Stored data
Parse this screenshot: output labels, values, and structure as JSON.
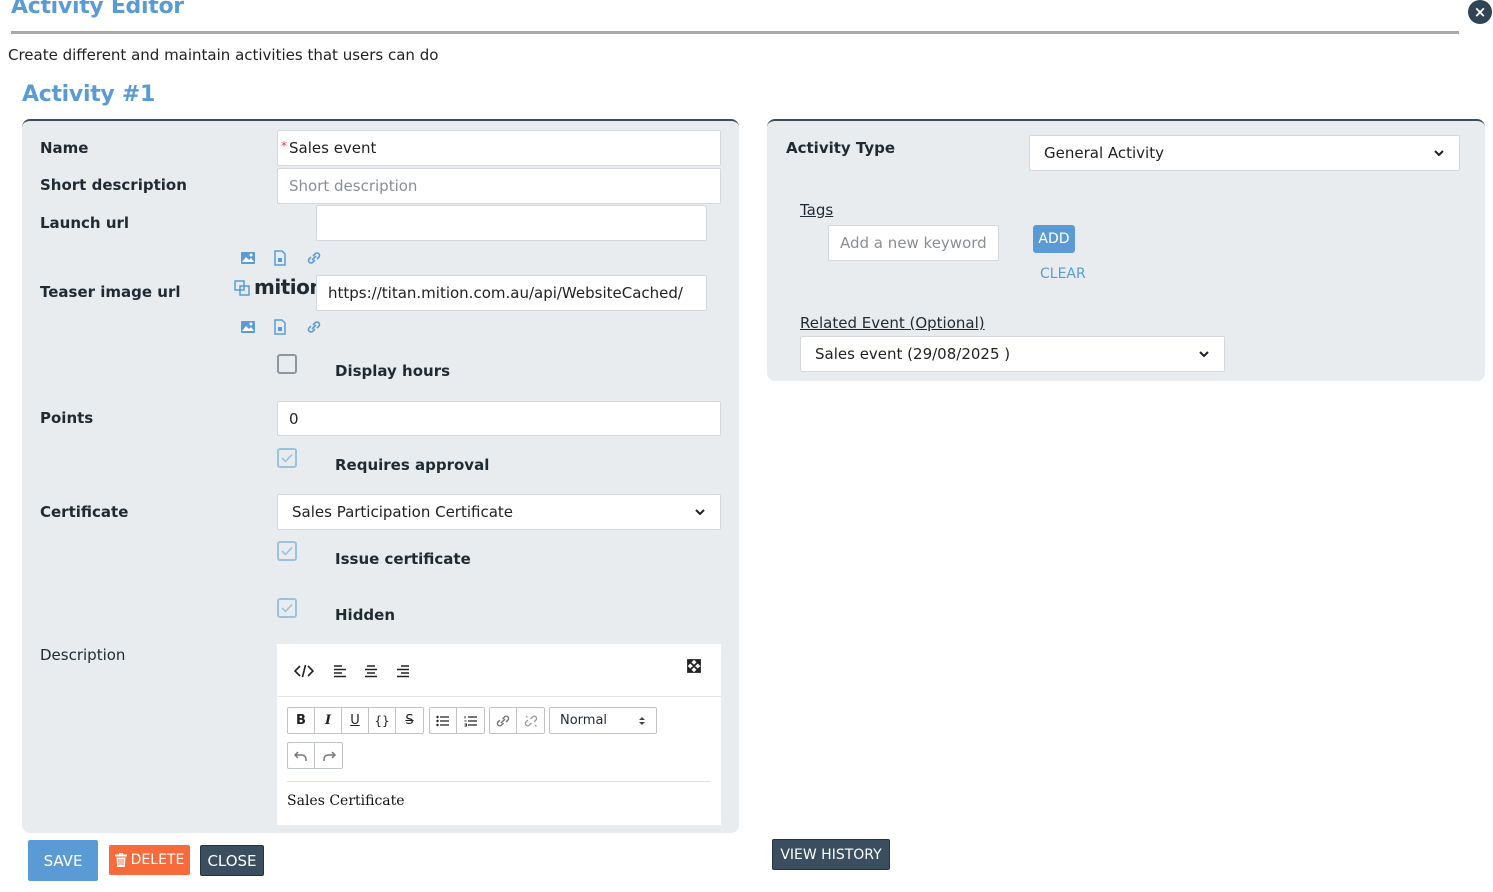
{
  "window": {
    "title": "Activity Editor",
    "subtitle": "Create different and maintain activities that users can do",
    "close_glyph": "×"
  },
  "activity": {
    "heading": "Activity #1"
  },
  "form": {
    "name_label": "Name",
    "name_value": "Sales event",
    "name_required_mark": "*",
    "short_desc_label": "Short description",
    "short_desc_placeholder": "Short description",
    "launch_url_label": "Launch url",
    "launch_url_value": "",
    "teaser_label": "Teaser image url",
    "teaser_value": "https://titan.mition.com.au/api/WebsiteCached/",
    "mition_brand": "mition",
    "display_hours_label": "Display hours",
    "display_hours_checked": false,
    "points_label": "Points",
    "points_value": "0",
    "requires_approval_label": "Requires approval",
    "requires_approval_checked": true,
    "certificate_label": "Certificate",
    "certificate_value": "Sales Participation Certificate",
    "issue_certificate_label": "Issue certificate",
    "issue_certificate_checked": true,
    "hidden_label": "Hidden",
    "hidden_checked": true,
    "description_label": "Description"
  },
  "editor": {
    "format_value": "Normal",
    "content": "Sales Certificate"
  },
  "right": {
    "activity_type_label": "Activity Type",
    "activity_type_value": "General Activity",
    "tags_label": "Tags",
    "tags_placeholder": "Add a new keyword",
    "add_label": "ADD",
    "clear_label": "CLEAR",
    "related_event_label": "Related Event (Optional)",
    "related_event_value": "Sales event (29/08/2025 )"
  },
  "buttons": {
    "save": "SAVE",
    "delete": "DELETE",
    "close": "CLOSE",
    "view_history": "VIEW HISTORY"
  },
  "colors": {
    "accent": "#5b9bd5",
    "dark": "#3a4e60",
    "danger": "#f56b3c",
    "panel": "#e8ecef"
  }
}
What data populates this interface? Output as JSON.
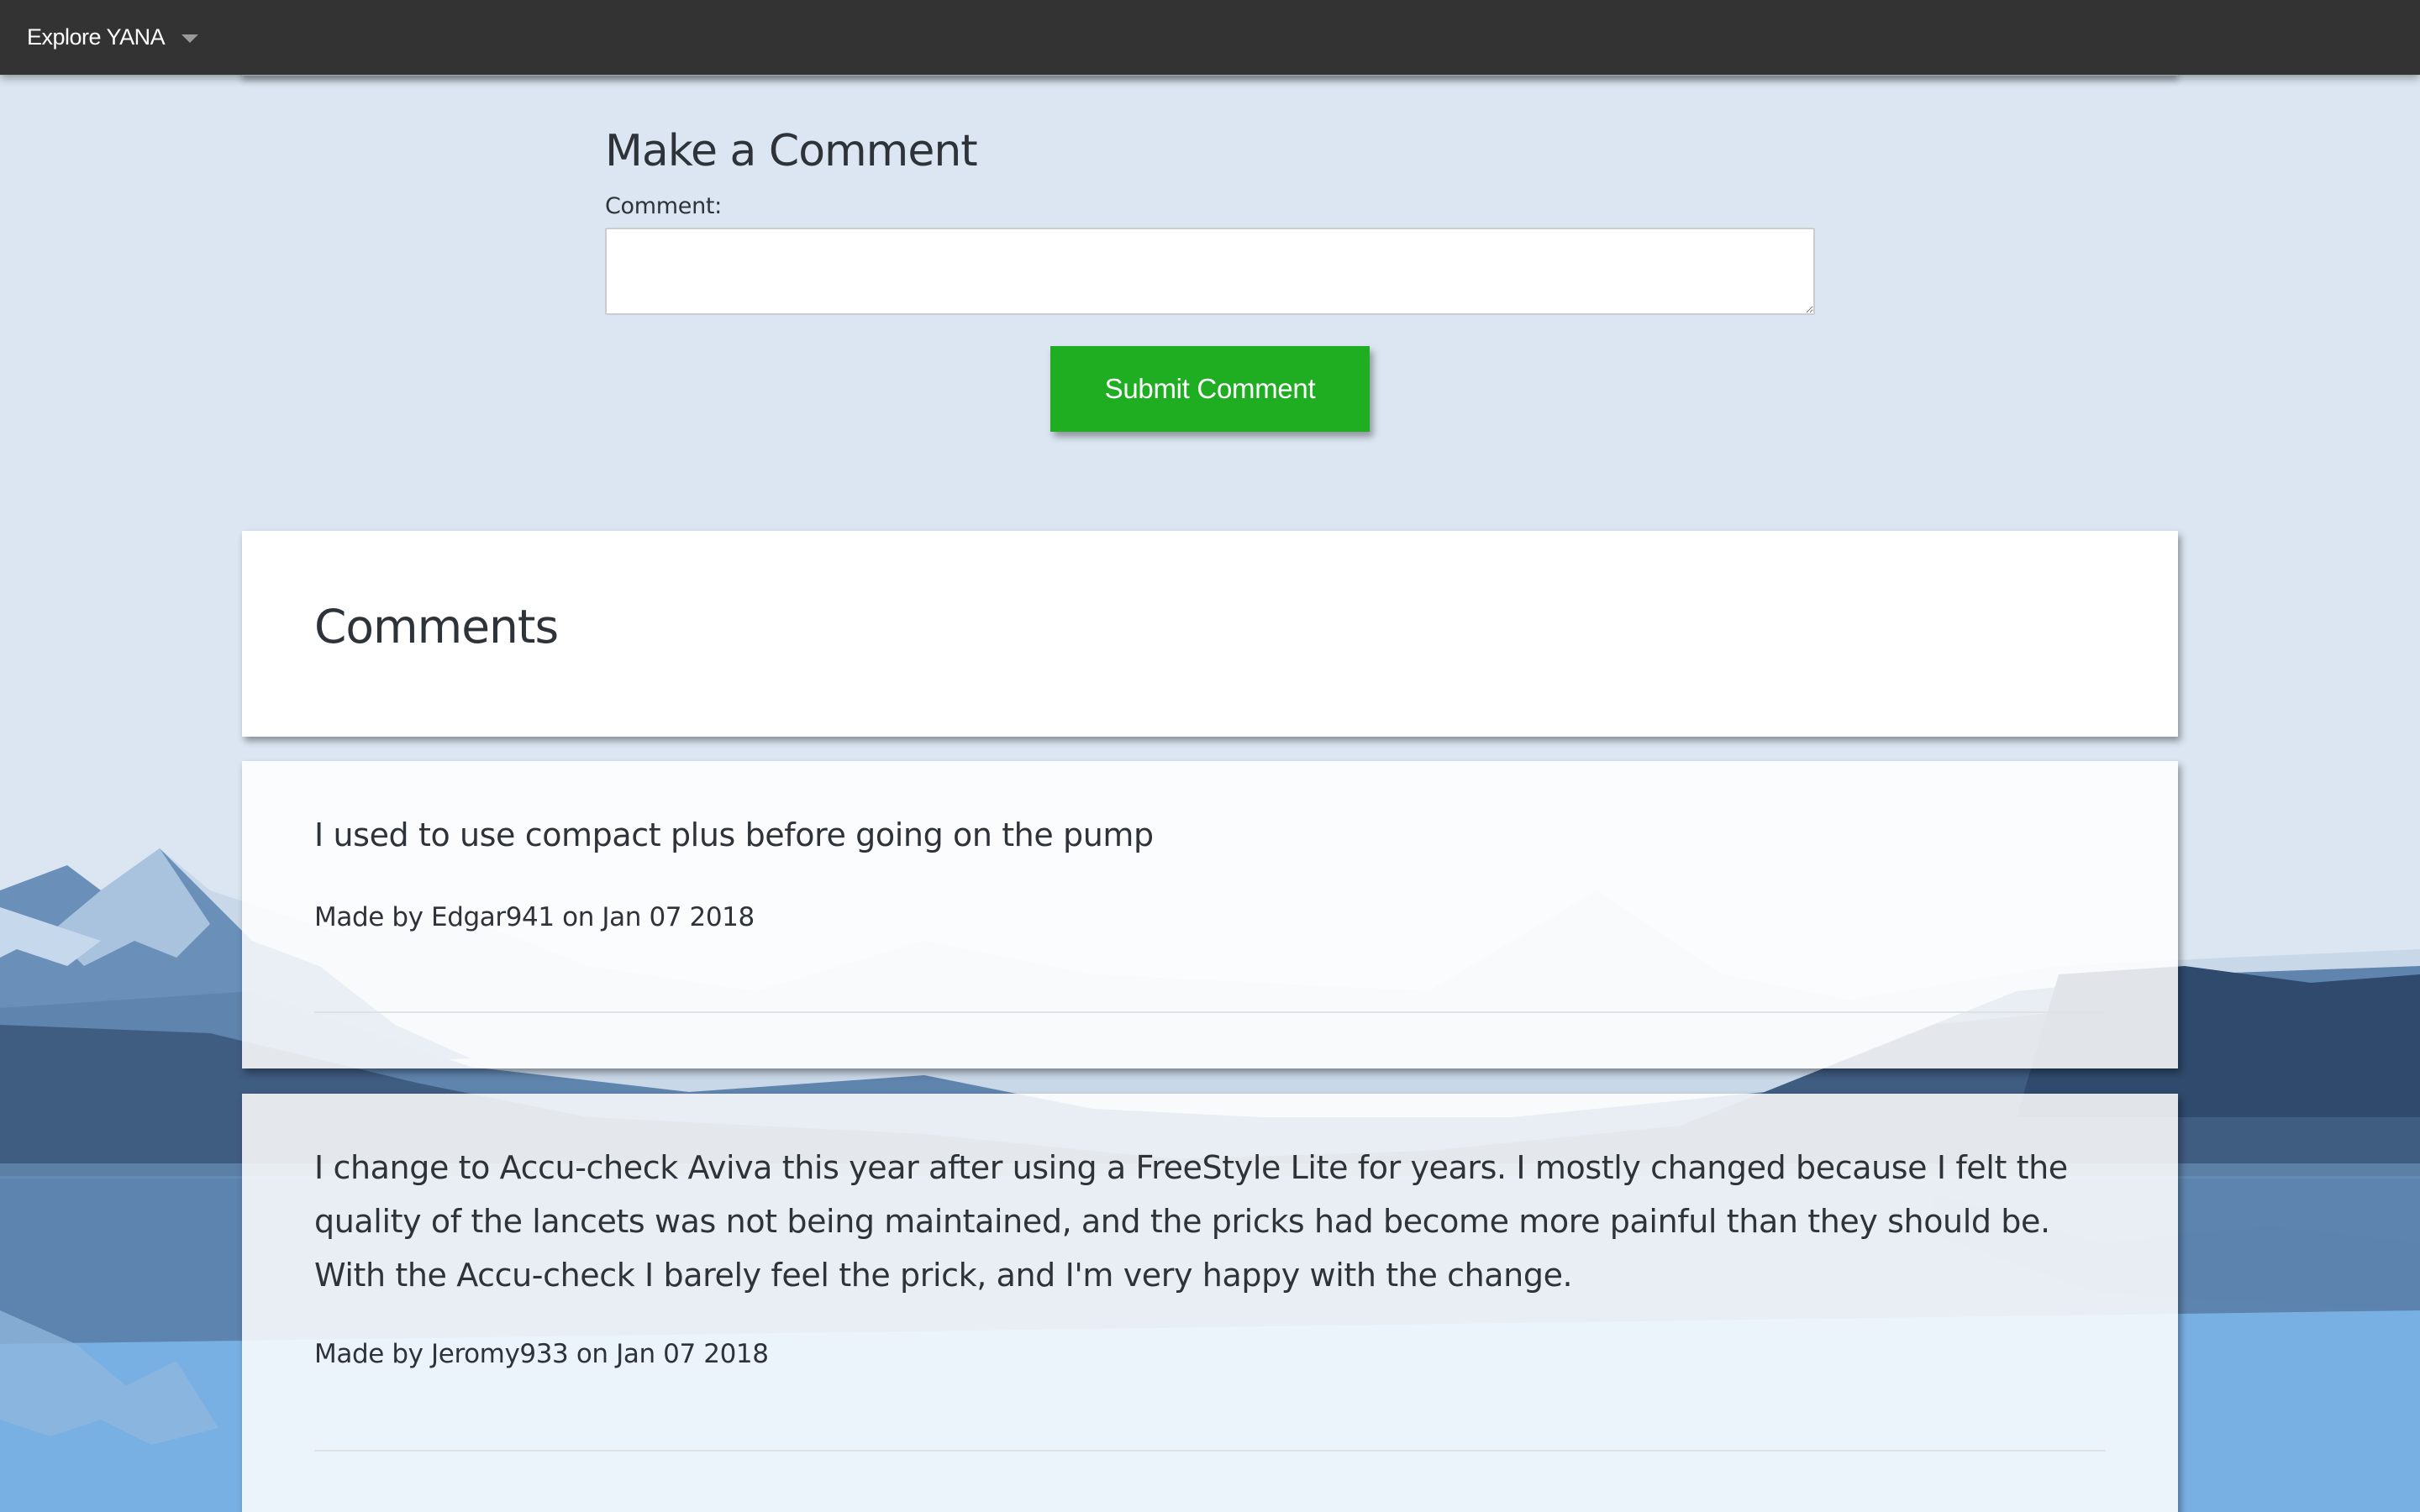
{
  "nav": {
    "brand": "Explore YANA"
  },
  "form": {
    "title": "Make a Comment",
    "label": "Comment:",
    "value": "",
    "submit_label": "Submit Comment"
  },
  "comments_section": {
    "title": "Comments",
    "items": [
      {
        "text": "I used to use compact plus before going on the pump",
        "meta": "Made by Edgar941 on Jan 07 2018"
      },
      {
        "text": "I change to Accu-check Aviva this year after using a FreeStyle Lite for years. I mostly changed because I felt the quality of the lancets was not being maintained, and the pricks had become more painful than they should be. With the Accu-check I barely feel the prick, and I'm very happy with the change.",
        "meta": "Made by Jeromy933 on Jan 07 2018"
      }
    ]
  },
  "colors": {
    "nav_bg": "#333333",
    "page_bg": "#dbe6f2",
    "submit_bg": "#1fae22",
    "text": "#2d3338"
  }
}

PROBLEM DETAILS: Output each line of the listing above, word for word, from the one holding "What data populates" through the last line, both included; omit the pictures.

FULL RESPONSE:
What data populates this interface? Output as JSON.
{
  "nav": {
    "brand": "Explore YANA"
  },
  "form": {
    "title": "Make a Comment",
    "label": "Comment:",
    "value": "",
    "submit_label": "Submit Comment"
  },
  "comments_section": {
    "title": "Comments",
    "items": [
      {
        "text": "I used to use compact plus before going on the pump",
        "meta": "Made by Edgar941 on Jan 07 2018"
      },
      {
        "text": "I change to Accu-check Aviva this year after using a FreeStyle Lite for years. I mostly changed because I felt the quality of the lancets was not being maintained, and the pricks had become more painful than they should be. With the Accu-check I barely feel the prick, and I'm very happy with the change.",
        "meta": "Made by Jeromy933 on Jan 07 2018"
      }
    ]
  },
  "colors": {
    "nav_bg": "#333333",
    "page_bg": "#dbe6f2",
    "submit_bg": "#1fae22",
    "text": "#2d3338"
  }
}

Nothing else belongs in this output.